Only the lines holding the string "histogram" are needed. Copy each one.

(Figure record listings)
★ ★ ★ ★

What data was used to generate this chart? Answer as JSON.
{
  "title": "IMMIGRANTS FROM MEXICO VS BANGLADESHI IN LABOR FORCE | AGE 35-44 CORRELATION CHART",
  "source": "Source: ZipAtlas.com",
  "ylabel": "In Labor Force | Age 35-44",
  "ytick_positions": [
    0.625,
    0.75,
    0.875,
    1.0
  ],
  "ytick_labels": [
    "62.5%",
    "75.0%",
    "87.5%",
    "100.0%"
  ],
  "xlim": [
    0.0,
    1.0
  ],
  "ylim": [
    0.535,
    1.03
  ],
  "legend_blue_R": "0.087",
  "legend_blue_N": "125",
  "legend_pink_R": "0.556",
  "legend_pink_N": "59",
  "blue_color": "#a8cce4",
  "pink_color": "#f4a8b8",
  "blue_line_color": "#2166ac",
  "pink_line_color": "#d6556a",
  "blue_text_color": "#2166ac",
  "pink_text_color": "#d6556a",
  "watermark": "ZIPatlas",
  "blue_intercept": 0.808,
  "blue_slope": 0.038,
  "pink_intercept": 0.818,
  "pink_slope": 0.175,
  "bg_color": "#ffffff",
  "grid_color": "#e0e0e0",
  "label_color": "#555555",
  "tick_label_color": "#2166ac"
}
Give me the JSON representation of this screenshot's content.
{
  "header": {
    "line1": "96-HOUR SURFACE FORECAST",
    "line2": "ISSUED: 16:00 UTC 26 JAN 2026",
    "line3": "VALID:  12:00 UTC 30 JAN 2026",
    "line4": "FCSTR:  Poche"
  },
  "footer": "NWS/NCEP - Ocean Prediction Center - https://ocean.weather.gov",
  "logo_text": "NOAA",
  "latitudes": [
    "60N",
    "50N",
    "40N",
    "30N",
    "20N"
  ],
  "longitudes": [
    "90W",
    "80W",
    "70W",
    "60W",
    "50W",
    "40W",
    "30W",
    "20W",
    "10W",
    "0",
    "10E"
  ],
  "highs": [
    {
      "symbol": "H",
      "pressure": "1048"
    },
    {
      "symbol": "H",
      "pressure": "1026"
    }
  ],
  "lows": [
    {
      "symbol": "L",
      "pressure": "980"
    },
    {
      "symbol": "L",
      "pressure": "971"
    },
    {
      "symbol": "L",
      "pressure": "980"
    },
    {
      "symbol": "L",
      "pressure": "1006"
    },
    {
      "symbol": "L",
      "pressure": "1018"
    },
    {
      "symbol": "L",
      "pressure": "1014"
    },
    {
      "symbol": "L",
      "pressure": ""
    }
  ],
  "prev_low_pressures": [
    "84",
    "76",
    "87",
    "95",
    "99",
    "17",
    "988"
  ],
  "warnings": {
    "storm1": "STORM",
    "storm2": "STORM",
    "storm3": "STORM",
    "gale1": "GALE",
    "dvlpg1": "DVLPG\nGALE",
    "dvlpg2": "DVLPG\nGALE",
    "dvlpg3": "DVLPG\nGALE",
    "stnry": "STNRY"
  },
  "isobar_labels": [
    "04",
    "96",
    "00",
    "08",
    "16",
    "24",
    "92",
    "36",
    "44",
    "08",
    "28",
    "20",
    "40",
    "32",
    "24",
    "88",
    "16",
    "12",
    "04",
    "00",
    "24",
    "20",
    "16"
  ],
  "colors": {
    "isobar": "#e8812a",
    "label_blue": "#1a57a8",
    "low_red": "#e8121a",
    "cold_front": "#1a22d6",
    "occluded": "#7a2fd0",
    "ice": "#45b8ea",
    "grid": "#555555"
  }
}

★ ★ ★ ★

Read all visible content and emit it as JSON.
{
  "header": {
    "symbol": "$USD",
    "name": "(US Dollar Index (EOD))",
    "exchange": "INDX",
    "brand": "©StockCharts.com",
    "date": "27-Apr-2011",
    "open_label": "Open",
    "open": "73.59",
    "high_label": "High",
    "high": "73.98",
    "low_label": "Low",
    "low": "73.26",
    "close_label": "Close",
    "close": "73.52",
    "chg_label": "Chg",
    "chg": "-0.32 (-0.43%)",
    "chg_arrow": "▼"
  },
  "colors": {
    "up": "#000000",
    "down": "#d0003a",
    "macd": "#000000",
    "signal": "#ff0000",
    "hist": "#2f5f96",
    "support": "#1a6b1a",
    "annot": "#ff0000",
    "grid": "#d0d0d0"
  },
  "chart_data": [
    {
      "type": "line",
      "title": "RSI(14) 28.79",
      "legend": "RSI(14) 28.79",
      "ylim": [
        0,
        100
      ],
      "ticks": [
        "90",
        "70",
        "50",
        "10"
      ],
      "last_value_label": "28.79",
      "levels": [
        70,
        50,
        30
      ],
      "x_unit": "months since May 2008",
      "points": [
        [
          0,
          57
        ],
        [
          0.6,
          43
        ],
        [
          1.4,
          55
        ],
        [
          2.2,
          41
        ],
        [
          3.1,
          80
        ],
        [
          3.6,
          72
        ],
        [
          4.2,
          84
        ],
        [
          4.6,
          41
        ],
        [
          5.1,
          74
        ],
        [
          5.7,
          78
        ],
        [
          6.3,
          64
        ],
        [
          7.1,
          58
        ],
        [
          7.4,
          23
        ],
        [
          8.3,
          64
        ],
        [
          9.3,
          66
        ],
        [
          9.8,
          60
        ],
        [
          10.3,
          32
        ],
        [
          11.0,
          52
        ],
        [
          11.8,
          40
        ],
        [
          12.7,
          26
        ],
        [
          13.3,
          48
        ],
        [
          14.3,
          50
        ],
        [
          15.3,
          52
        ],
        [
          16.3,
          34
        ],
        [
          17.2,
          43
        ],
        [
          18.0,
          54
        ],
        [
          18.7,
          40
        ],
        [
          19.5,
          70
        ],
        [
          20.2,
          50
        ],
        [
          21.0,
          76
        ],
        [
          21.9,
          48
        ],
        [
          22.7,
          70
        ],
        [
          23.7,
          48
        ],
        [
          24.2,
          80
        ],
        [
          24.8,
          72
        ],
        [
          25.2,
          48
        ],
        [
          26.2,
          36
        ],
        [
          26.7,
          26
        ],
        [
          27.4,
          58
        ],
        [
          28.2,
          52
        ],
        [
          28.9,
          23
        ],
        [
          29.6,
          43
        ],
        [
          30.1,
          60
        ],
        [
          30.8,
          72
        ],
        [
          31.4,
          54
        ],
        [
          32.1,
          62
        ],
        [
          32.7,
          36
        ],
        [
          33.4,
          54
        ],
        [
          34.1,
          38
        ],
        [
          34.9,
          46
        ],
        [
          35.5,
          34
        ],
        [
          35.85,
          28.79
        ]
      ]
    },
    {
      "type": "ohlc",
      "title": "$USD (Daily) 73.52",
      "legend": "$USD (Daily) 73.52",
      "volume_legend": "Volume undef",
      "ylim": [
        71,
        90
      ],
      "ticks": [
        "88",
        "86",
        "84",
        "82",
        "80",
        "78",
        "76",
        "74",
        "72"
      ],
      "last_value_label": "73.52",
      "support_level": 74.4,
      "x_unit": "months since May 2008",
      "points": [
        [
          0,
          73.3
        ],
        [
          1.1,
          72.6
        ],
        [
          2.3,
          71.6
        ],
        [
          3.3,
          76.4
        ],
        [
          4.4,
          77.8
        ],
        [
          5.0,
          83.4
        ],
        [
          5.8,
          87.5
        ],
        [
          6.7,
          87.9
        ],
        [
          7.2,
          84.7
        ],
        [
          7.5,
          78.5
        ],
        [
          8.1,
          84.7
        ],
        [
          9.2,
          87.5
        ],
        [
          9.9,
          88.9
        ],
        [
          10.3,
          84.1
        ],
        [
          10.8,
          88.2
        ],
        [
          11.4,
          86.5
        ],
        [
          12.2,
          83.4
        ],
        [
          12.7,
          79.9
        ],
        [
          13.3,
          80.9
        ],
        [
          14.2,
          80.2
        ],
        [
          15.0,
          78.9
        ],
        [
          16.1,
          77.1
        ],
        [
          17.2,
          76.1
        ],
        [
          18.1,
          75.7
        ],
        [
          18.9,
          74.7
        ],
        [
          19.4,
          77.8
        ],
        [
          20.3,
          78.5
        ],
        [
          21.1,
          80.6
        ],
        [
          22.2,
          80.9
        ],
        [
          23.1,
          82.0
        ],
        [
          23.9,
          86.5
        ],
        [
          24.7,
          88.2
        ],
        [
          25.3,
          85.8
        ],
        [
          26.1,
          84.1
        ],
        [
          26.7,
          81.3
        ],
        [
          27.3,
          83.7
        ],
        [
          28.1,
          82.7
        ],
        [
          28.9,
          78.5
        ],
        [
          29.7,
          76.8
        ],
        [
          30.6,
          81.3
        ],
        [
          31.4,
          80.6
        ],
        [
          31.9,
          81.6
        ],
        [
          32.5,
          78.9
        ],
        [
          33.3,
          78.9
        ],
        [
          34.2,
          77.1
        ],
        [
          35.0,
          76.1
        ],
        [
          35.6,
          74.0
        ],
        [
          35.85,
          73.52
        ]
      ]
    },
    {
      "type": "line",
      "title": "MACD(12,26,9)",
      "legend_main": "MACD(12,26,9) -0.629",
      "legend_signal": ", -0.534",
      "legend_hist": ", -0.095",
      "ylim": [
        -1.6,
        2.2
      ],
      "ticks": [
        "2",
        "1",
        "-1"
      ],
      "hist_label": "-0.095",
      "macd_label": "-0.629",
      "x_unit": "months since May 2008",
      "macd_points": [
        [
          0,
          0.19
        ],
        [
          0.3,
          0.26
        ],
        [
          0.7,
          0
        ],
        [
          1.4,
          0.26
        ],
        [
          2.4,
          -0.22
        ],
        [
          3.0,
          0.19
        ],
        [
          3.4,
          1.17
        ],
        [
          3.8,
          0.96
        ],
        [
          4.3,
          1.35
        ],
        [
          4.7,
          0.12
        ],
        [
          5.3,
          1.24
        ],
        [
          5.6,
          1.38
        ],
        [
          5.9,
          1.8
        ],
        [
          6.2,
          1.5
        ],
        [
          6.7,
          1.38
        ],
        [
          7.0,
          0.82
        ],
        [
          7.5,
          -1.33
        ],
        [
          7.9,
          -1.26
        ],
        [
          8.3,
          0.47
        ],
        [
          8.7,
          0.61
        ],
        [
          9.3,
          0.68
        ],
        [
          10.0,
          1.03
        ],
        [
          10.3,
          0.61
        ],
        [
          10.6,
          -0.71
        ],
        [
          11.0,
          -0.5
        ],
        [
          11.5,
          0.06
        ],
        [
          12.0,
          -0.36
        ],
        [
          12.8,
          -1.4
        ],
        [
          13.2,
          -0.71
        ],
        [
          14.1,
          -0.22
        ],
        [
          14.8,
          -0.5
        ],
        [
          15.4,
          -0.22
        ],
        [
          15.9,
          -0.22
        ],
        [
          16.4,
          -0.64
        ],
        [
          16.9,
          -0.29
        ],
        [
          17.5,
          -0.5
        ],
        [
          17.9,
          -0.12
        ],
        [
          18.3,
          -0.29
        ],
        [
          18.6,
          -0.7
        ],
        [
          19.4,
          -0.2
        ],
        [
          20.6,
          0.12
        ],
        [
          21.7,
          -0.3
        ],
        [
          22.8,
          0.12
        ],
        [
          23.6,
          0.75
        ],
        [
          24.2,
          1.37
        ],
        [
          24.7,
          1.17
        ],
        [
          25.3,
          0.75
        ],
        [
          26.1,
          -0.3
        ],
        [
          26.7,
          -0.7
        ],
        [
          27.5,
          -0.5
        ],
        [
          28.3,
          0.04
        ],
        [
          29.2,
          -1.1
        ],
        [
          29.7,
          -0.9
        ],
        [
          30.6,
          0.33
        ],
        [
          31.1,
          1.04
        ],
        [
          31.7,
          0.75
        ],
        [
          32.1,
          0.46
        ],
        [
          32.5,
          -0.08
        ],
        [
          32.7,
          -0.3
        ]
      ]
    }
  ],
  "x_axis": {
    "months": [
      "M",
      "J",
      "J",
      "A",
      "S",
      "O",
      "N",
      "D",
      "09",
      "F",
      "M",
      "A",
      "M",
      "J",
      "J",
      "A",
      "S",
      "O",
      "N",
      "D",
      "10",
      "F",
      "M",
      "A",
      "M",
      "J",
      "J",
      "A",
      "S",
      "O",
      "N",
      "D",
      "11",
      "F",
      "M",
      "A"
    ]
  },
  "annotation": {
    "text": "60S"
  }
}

★ ★ ★ ★

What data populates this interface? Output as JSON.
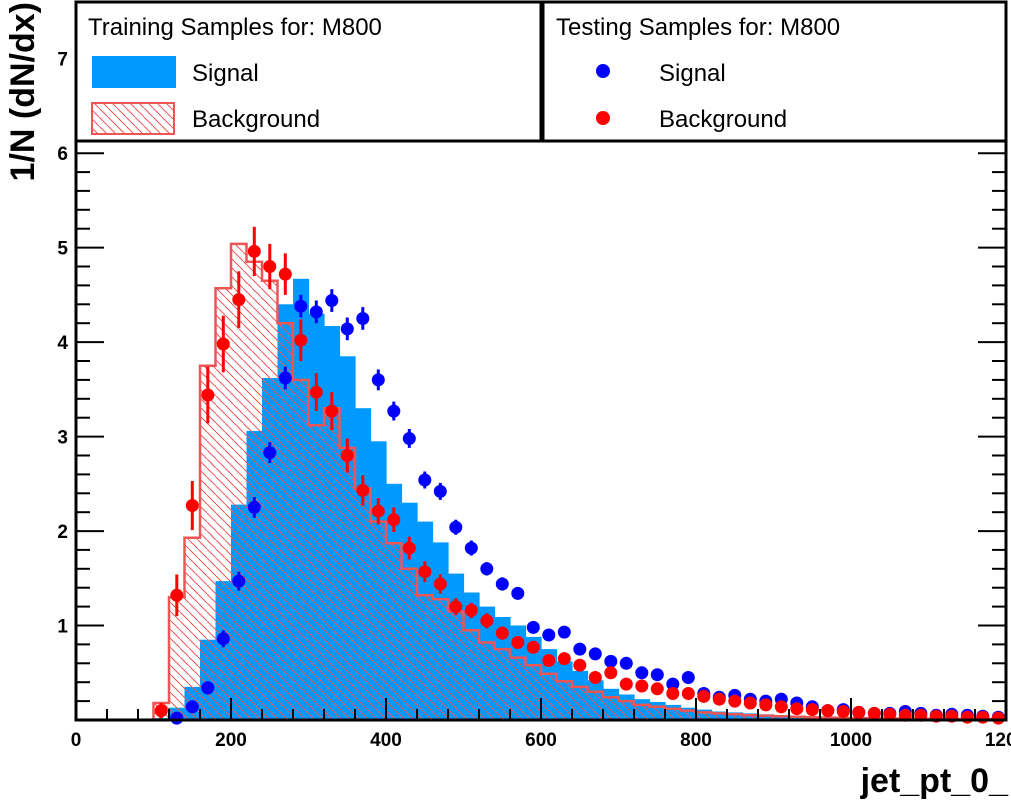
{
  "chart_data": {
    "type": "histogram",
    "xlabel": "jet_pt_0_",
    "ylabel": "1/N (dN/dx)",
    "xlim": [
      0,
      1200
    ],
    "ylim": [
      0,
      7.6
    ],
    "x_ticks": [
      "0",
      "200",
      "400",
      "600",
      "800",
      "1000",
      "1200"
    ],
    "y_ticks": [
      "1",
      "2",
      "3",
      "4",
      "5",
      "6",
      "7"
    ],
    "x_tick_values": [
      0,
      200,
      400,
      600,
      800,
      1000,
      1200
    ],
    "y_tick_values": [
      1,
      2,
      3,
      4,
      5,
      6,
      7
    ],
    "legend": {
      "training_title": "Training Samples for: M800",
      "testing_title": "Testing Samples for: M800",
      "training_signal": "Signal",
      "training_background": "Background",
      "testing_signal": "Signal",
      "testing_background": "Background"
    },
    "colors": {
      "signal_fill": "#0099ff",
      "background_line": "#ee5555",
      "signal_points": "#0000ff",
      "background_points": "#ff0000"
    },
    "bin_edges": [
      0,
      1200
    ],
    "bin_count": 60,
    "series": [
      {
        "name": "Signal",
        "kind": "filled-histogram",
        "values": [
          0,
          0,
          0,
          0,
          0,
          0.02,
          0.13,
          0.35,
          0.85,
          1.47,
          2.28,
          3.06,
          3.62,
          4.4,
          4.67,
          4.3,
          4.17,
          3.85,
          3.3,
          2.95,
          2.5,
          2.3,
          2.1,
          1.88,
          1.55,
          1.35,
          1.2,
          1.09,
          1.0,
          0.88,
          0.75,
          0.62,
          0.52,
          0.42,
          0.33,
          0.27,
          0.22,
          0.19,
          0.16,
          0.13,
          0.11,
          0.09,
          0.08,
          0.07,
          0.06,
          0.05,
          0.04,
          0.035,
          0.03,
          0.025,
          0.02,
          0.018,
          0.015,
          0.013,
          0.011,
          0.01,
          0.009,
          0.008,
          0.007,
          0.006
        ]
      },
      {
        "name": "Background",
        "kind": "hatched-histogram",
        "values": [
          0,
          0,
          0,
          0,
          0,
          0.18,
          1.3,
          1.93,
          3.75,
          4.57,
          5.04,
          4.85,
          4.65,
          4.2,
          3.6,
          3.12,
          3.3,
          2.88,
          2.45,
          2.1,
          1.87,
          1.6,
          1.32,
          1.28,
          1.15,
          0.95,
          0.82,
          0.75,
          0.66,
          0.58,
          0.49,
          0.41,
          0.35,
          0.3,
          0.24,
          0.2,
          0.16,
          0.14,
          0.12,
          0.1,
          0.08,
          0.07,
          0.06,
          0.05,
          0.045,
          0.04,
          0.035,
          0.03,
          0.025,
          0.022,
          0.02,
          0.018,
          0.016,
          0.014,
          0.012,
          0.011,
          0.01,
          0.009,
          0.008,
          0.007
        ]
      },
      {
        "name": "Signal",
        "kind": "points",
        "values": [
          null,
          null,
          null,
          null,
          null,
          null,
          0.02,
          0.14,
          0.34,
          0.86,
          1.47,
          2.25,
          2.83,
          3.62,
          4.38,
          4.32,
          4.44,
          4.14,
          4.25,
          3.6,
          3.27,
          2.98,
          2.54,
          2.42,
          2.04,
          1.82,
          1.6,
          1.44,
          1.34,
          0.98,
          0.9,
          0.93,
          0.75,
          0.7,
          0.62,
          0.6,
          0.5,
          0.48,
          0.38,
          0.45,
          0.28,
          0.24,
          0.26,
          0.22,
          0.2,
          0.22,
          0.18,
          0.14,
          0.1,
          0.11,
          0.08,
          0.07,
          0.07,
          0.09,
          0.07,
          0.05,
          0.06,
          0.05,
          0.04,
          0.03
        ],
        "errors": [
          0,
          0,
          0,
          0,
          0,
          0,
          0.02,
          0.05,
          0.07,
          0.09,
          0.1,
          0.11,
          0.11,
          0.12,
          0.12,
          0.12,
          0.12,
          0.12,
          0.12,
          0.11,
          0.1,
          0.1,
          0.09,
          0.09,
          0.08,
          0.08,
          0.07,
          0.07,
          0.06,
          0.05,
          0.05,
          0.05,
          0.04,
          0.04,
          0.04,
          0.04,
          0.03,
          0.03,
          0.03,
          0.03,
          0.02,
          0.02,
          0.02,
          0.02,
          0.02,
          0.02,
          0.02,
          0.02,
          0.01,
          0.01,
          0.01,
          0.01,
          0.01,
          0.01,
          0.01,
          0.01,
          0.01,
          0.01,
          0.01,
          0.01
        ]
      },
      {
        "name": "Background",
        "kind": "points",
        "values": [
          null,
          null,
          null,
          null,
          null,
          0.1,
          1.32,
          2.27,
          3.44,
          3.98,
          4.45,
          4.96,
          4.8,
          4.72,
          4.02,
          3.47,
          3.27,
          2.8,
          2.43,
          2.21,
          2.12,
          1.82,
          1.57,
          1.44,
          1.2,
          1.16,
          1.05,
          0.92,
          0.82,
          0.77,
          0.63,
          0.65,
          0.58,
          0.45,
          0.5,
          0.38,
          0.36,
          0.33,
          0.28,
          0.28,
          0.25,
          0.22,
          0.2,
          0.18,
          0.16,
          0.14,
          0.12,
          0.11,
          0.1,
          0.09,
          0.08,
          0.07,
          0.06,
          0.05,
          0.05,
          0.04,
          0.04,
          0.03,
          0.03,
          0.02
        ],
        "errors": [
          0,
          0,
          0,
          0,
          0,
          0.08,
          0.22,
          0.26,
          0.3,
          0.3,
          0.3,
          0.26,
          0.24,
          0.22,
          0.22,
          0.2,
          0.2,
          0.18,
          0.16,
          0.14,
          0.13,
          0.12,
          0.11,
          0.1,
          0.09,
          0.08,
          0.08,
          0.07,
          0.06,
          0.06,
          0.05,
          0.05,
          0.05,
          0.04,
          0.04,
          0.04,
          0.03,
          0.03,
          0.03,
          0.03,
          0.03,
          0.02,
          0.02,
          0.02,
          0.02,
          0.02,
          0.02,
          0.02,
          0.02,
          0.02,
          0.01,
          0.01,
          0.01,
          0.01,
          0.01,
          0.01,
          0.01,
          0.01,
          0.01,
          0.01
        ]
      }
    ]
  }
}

★ ★ ★ ★

## [Problem solution]
    "type": "histogram",
        "kind": "filled-histogram",
        "kind": "hatched-histogram",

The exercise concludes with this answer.